RECORDS SUPPLIED —
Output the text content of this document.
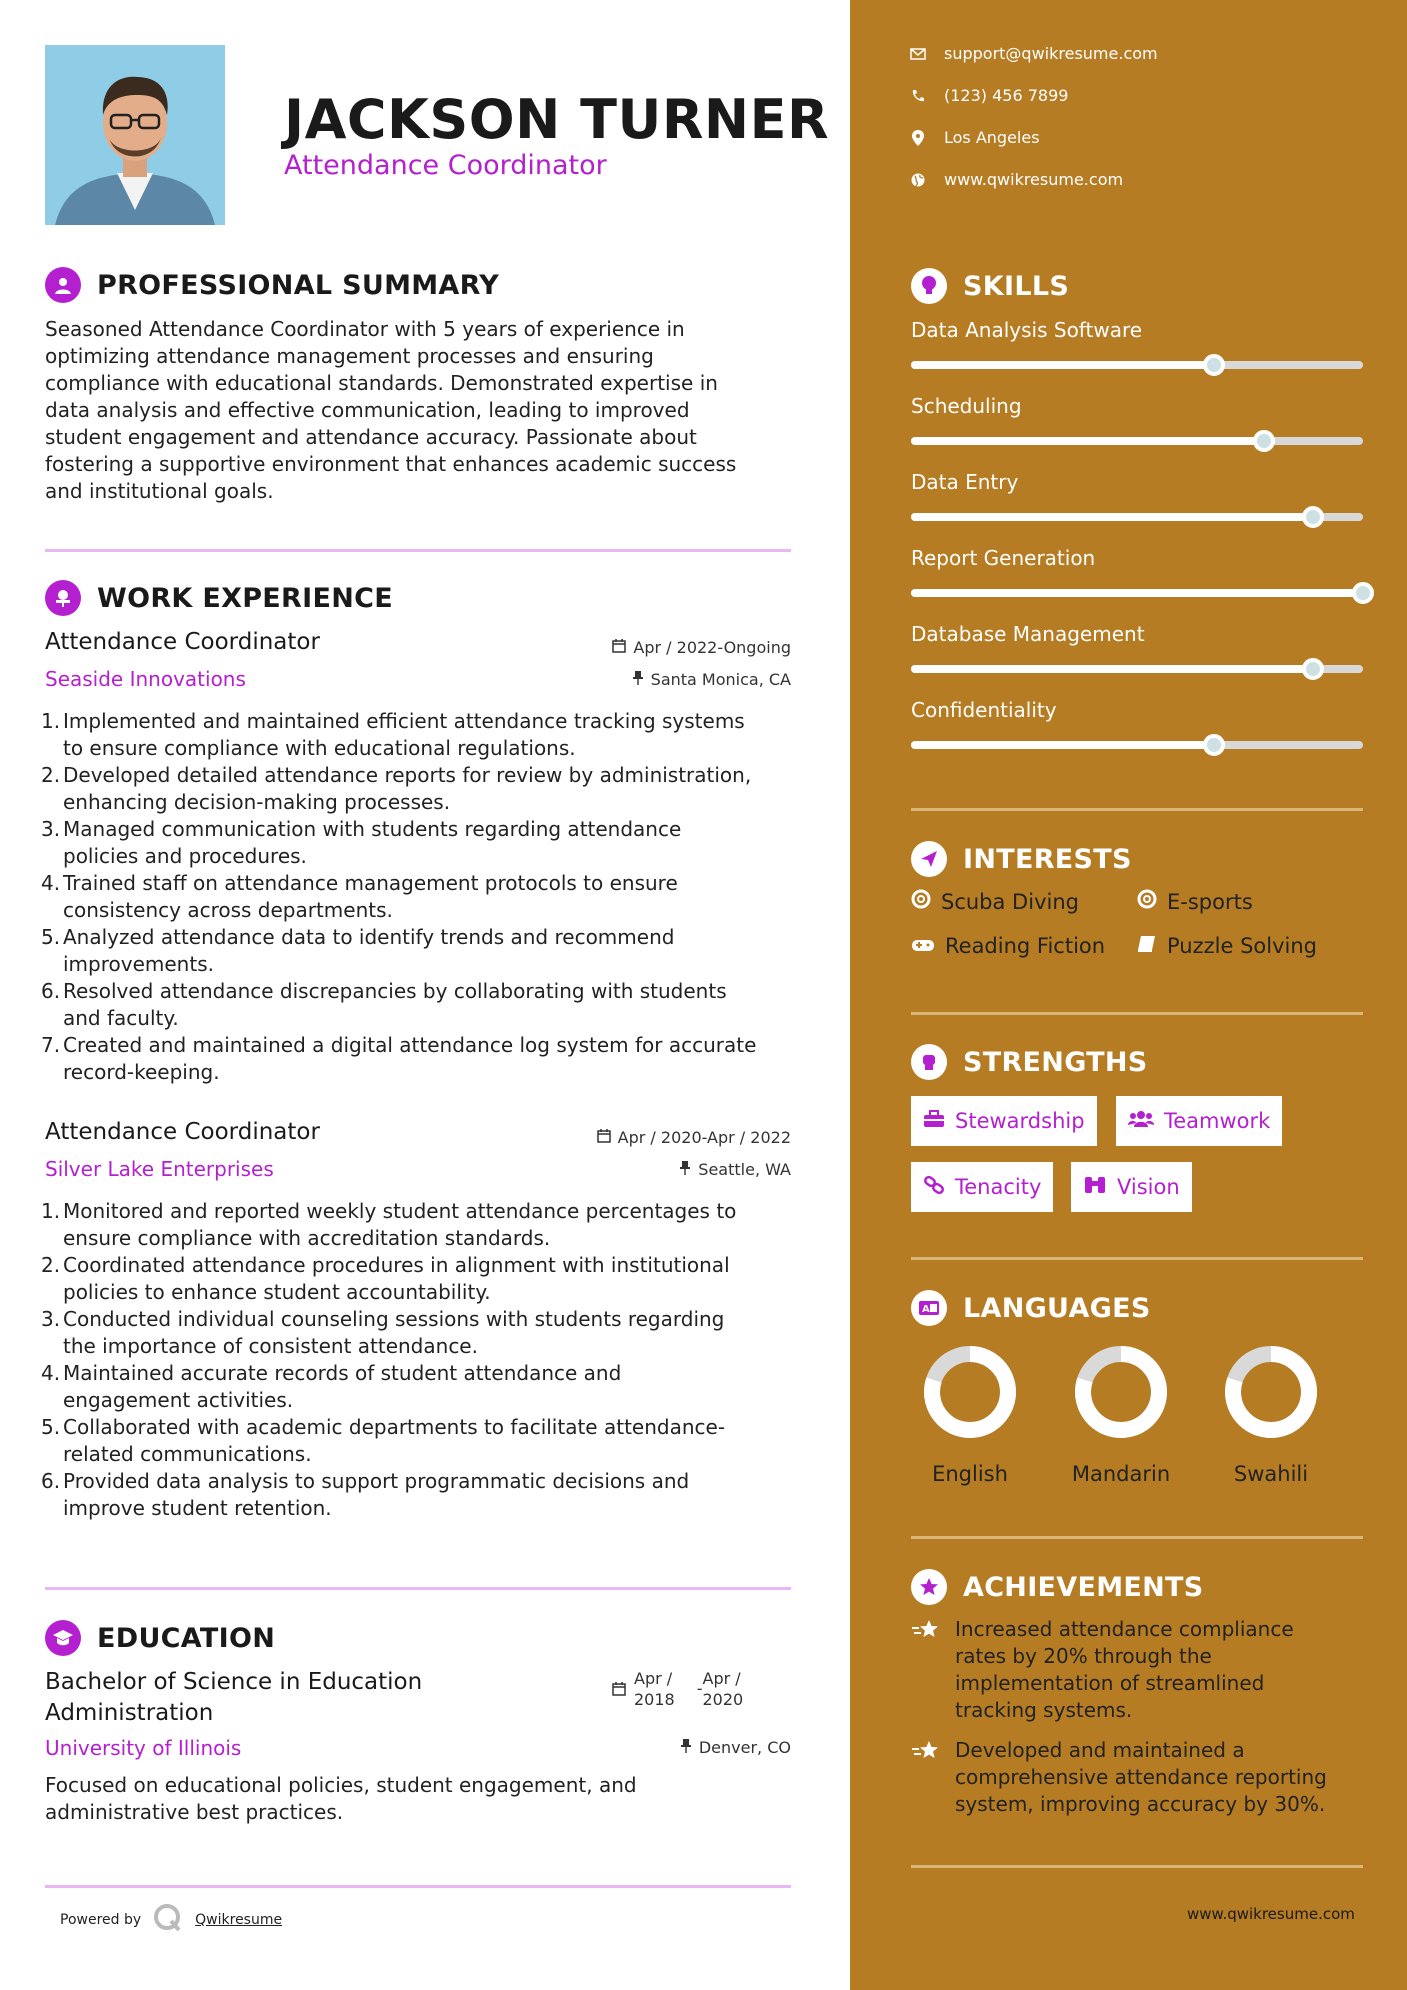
JACKSON TURNER
Attendance Coordinator
PROFESSIONAL SUMMARY
Seasoned Attendance Coordinator with 5 years of experience in
optimizing attendance management processes and ensuring
compliance with educational standards. Demonstrated expertise in
data analysis and effective communication, leading to improved
student engagement and attendance accuracy. Passionate about
fostering a supportive environment that enhances academic success
and institutional goals.
WORK EXPERIENCE
Attendance Coordinator	Apr / 2022-Ongoing
Seaside Innovations	Santa Monica, CA
Implemented and maintained efficient attendance tracking systems
to ensure compliance with educational regulations.
Developed detailed attendance reports for review by administration,
enhancing decision-making processes.
Managed communication with students regarding attendance
policies and procedures.
Trained staff on attendance management protocols to ensure
consistency across departments.
Analyzed attendance data to identify trends and recommend
improvements.
Resolved attendance discrepancies by collaborating with students
and faculty.
Created and maintained a digital attendance log system for accurate
record-keeping.
Attendance Coordinator	Apr / 2020-Apr / 2022
Silver Lake Enterprises	Seattle, WA
Monitored and reported weekly student attendance percentages to
ensure compliance with accreditation standards.
Coordinated attendance procedures in alignment with institutional
policies to enhance student accountability.
Conducted individual counseling sessions with students regarding
the importance of consistent attendance.
Maintained accurate records of student attendance and
engagement activities.
Collaborated with academic departments to facilitate attendance-
related communications.
Provided data analysis to support programmatic decisions and
improve student retention.
EDUCATION
Bachelor of Science in Education
Administration
Apr /
2018
-
Apr /
2020
University of Illinois	Denver, CO
Focused on educational policies, student engagement, and
administrative best practices.
Powered by	Qwikresume
support@qwikresume.com
(123) 456 7899
Los Angeles
www.qwikresume.com
SKILLS
Data Analysis Software
Scheduling
Data Entry
Report Generation
Database Management
Confidentiality
INTERESTS
Scuba Diving	E-sports
Reading Fiction	Puzzle Solving
STRENGTHS
Stewardship	Teamwork
Tenacity	Vision
A LANGUAGES
English	Mandarin	Swahili
ACHIEVEMENTS
Increased attendance compliance
rates by 20% through the
implementation of streamlined
tracking systems.
Developed and maintained a
comprehensive attendance reporting
system, improving accuracy by 30%.
www.qwikresume.com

JOB —
Return nothing except the number of lines that include the string "tracking".

SOLUTION TO THIS PROBLEM —
2